>> Start INFORMATION SHOWN
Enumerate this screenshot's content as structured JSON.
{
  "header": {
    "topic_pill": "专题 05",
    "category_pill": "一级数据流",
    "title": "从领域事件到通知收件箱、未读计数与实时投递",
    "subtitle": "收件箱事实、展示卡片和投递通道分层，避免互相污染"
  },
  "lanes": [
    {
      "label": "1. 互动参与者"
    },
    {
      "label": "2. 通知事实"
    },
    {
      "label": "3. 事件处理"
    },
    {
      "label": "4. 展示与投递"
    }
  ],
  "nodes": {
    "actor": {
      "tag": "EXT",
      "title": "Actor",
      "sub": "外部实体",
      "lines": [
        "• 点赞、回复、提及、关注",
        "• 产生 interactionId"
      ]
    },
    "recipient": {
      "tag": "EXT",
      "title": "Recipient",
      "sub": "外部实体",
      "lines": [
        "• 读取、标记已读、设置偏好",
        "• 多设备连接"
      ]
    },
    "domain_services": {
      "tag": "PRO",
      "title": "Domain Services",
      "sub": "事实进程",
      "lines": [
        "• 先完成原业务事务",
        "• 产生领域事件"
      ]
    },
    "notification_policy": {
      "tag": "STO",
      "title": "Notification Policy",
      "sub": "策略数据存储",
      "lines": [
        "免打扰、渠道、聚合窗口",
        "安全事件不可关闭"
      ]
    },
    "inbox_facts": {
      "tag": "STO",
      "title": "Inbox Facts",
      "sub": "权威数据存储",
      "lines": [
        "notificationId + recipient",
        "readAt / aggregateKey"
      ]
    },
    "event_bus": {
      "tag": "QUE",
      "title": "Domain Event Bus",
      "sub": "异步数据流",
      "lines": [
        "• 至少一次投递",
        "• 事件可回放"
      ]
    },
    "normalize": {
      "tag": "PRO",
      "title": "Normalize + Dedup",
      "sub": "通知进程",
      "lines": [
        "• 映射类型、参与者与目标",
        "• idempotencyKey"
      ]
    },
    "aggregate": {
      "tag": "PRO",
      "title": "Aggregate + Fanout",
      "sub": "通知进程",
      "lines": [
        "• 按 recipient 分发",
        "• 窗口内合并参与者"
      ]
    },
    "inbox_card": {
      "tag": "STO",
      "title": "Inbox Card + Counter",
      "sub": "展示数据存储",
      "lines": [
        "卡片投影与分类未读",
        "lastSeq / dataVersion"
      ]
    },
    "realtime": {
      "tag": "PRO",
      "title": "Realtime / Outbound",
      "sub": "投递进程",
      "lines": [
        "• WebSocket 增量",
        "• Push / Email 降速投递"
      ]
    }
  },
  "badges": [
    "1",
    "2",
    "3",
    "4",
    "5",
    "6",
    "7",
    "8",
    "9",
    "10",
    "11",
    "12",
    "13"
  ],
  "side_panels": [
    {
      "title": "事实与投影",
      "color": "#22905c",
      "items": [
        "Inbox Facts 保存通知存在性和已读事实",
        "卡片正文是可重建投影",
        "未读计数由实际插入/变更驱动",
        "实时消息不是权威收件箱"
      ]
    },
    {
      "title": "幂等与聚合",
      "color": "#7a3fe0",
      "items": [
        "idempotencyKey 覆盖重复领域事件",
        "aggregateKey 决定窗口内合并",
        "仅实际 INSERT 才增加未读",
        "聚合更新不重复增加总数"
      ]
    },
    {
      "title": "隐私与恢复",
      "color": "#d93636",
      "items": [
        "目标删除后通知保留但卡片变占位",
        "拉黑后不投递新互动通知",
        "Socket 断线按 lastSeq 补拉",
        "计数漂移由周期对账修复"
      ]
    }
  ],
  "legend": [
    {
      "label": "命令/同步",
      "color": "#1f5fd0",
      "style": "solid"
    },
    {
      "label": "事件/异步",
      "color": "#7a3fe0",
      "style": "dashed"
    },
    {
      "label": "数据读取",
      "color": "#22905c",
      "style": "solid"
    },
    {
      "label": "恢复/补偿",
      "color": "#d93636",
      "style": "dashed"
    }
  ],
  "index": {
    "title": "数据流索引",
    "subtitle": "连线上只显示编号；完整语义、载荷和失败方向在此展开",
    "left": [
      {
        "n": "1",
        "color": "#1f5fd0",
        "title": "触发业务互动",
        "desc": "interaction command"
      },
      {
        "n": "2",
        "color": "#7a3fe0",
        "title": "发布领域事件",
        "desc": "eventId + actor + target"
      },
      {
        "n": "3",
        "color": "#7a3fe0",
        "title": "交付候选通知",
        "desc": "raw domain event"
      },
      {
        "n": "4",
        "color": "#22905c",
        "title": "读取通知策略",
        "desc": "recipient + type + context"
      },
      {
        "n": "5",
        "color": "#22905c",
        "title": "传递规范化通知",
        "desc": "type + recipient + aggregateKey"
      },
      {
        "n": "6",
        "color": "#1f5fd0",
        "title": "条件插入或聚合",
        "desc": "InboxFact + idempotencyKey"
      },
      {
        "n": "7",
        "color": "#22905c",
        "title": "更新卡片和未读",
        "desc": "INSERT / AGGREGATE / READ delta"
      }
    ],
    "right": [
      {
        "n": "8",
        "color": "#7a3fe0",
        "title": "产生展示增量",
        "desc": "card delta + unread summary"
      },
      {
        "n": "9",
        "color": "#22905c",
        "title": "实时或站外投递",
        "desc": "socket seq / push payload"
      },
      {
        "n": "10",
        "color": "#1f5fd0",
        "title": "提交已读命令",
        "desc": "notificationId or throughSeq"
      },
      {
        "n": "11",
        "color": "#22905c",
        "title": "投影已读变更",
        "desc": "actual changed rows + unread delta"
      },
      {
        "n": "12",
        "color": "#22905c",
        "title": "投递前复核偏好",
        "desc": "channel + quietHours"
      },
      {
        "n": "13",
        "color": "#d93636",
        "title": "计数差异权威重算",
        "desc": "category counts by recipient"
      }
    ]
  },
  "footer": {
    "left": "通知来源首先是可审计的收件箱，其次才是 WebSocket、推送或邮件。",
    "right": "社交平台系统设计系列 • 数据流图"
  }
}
>> End INFORMATION SHOWN
__TASK DESCRIPTION__
Repeat every record, keeping each word and mark exactly as it is.

__RESPONSE__
Enumerate this screenshot's content as structured JSON.
{
  "header": {
    "topic_pill": "专题 05",
    "category_pill": "一级数据流",
    "title": "从领域事件到通知收件箱、未读计数与实时投递",
    "subtitle": "收件箱事实、展示卡片和投递通道分层，避免互相污染"
  },
  "lanes": [
    {
      "label": "1. 互动参与者"
    },
    {
      "label": "2. 通知事实"
    },
    {
      "label": "3. 事件处理"
    },
    {
      "label": "4. 展示与投递"
    }
  ],
  "nodes": {
    "actor": {
      "tag": "EXT",
      "title": "Actor",
      "sub": "外部实体",
      "lines": [
        "• 点赞、回复、提及、关注",
        "• 产生 interactionId"
      ]
    },
    "recipient": {
      "tag": "EXT",
      "title": "Recipient",
      "sub": "外部实体",
      "lines": [
        "• 读取、标记已读、设置偏好",
        "• 多设备连接"
      ]
    },
    "domain_services": {
      "tag": "PRO",
      "title": "Domain Services",
      "sub": "事实进程",
      "lines": [
        "• 先完成原业务事务",
        "• 产生领域事件"
      ]
    },
    "notification_policy": {
      "tag": "STO",
      "title": "Notification Policy",
      "sub": "策略数据存储",
      "lines": [
        "免打扰、渠道、聚合窗口",
        "安全事件不可关闭"
      ]
    },
    "inbox_facts": {
      "tag": "STO",
      "title": "Inbox Facts",
      "sub": "权威数据存储",
      "lines": [
        "notificationId + recipient",
        "readAt / aggregateKey"
      ]
    },
    "event_bus": {
      "tag": "QUE",
      "title": "Domain Event Bus",
      "sub": "异步数据流",
      "lines": [
        "• 至少一次投递",
        "• 事件可回放"
      ]
    },
    "normalize": {
      "tag": "PRO",
      "title": "Normalize + Dedup",
      "sub": "通知进程",
      "lines": [
        "• 映射类型、参与者与目标",
        "• idempotencyKey"
      ]
    },
    "aggregate": {
      "tag": "PRO",
      "title": "Aggregate + Fanout",
      "sub": "通知进程",
      "lines": [
        "• 按 recipient 分发",
        "• 窗口内合并参与者"
      ]
    },
    "inbox_card": {
      "tag": "STO",
      "title": "Inbox Card + Counter",
      "sub": "展示数据存储",
      "lines": [
        "卡片投影与分类未读",
        "lastSeq / dataVersion"
      ]
    },
    "realtime": {
      "tag": "PRO",
      "title": "Realtime / Outbound",
      "sub": "投递进程",
      "lines": [
        "• WebSocket 增量",
        "• Push / Email 降速投递"
      ]
    }
  },
  "badges": [
    "1",
    "2",
    "3",
    "4",
    "5",
    "6",
    "7",
    "8",
    "9",
    "10",
    "11",
    "12",
    "13"
  ],
  "side_panels": [
    {
      "title": "事实与投影",
      "color": "#22905c",
      "items": [
        "Inbox Facts 保存通知存在性和已读事实",
        "卡片正文是可重建投影",
        "未读计数由实际插入/变更驱动",
        "实时消息不是权威收件箱"
      ]
    },
    {
      "title": "幂等与聚合",
      "color": "#7a3fe0",
      "items": [
        "idempotencyKey 覆盖重复领域事件",
        "aggregateKey 决定窗口内合并",
        "仅实际 INSERT 才增加未读",
        "聚合更新不重复增加总数"
      ]
    },
    {
      "title": "隐私与恢复",
      "color": "#d93636",
      "items": [
        "目标删除后通知保留但卡片变占位",
        "拉黑后不投递新互动通知",
        "Socket 断线按 lastSeq 补拉",
        "计数漂移由周期对账修复"
      ]
    }
  ],
  "legend": [
    {
      "label": "命令/同步",
      "color": "#1f5fd0",
      "style": "solid"
    },
    {
      "label": "事件/异步",
      "color": "#7a3fe0",
      "style": "dashed"
    },
    {
      "label": "数据读取",
      "color": "#22905c",
      "style": "solid"
    },
    {
      "label": "恢复/补偿",
      "color": "#d93636",
      "style": "dashed"
    }
  ],
  "index": {
    "title": "数据流索引",
    "subtitle": "连线上只显示编号；完整语义、载荷和失败方向在此展开",
    "left": [
      {
        "n": "1",
        "color": "#1f5fd0",
        "title": "触发业务互动",
        "desc": "interaction command"
      },
      {
        "n": "2",
        "color": "#7a3fe0",
        "title": "发布领域事件",
        "desc": "eventId + actor + target"
      },
      {
        "n": "3",
        "color": "#7a3fe0",
        "title": "交付候选通知",
        "desc": "raw domain event"
      },
      {
        "n": "4",
        "color": "#22905c",
        "title": "读取通知策略",
        "desc": "recipient + type + context"
      },
      {
        "n": "5",
        "color": "#22905c",
        "title": "传递规范化通知",
        "desc": "type + recipient + aggregateKey"
      },
      {
        "n": "6",
        "color": "#1f5fd0",
        "title": "条件插入或聚合",
        "desc": "InboxFact + idempotencyKey"
      },
      {
        "n": "7",
        "color": "#22905c",
        "title": "更新卡片和未读",
        "desc": "INSERT / AGGREGATE / READ delta"
      }
    ],
    "right": [
      {
        "n": "8",
        "color": "#7a3fe0",
        "title": "产生展示增量",
        "desc": "card delta + unread summary"
      },
      {
        "n": "9",
        "color": "#22905c",
        "title": "实时或站外投递",
        "desc": "socket seq / push payload"
      },
      {
        "n": "10",
        "color": "#1f5fd0",
        "title": "提交已读命令",
        "desc": "notificationId or throughSeq"
      },
      {
        "n": "11",
        "color": "#22905c",
        "title": "投影已读变更",
        "desc": "actual changed rows + unread delta"
      },
      {
        "n": "12",
        "color": "#22905c",
        "title": "投递前复核偏好",
        "desc": "channel + quietHours"
      },
      {
        "n": "13",
        "color": "#d93636",
        "title": "计数差异权威重算",
        "desc": "category counts by recipient"
      }
    ]
  },
  "footer": {
    "left": "通知来源首先是可审计的收件箱，其次才是 WebSocket、推送或邮件。",
    "right": "社交平台系统设计系列 • 数据流图"
  }
}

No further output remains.